◆ **Given task**
Please print the full listing exactly.

◆ **Source material**
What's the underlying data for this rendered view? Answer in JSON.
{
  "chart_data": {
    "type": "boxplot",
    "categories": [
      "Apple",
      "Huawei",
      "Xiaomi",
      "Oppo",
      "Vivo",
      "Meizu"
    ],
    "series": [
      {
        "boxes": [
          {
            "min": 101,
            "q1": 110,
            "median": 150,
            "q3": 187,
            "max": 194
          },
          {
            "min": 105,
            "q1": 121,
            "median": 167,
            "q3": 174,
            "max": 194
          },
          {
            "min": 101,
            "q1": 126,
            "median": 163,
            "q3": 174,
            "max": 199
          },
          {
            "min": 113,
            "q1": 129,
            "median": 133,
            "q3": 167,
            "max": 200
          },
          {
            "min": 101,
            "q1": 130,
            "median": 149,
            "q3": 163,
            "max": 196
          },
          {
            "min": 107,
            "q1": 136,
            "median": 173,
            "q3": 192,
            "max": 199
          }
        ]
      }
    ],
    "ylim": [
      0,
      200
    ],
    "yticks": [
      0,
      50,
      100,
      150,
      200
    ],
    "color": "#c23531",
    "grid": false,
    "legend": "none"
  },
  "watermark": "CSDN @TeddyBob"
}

◆ **Result of the task**
What's the underlying data for this rendered view? Answer in JSON.
{
  "chart_data": {
    "type": "boxplot",
    "categories": [
      "Apple",
      "Huawei",
      "Xiaomi",
      "Oppo",
      "Vivo",
      "Meizu"
    ],
    "series": [
      {
        "boxes": [
          {
            "min": 101,
            "q1": 110,
            "median": 150,
            "q3": 187,
            "max": 194
          },
          {
            "min": 105,
            "q1": 121,
            "median": 167,
            "q3": 174,
            "max": 194
          },
          {
            "min": 101,
            "q1": 126,
            "median": 163,
            "q3": 174,
            "max": 199
          },
          {
            "min": 113,
            "q1": 129,
            "median": 133,
            "q3": 167,
            "max": 200
          },
          {
            "min": 101,
            "q1": 130,
            "median": 149,
            "q3": 163,
            "max": 196
          },
          {
            "min": 107,
            "q1": 136,
            "median": 173,
            "q3": 192,
            "max": 199
          }
        ]
      }
    ],
    "ylim": [
      0,
      200
    ],
    "yticks": [
      0,
      50,
      100,
      150,
      200
    ],
    "color": "#c23531",
    "grid": false,
    "legend": "none"
  },
  "watermark": "CSDN @TeddyBob"
}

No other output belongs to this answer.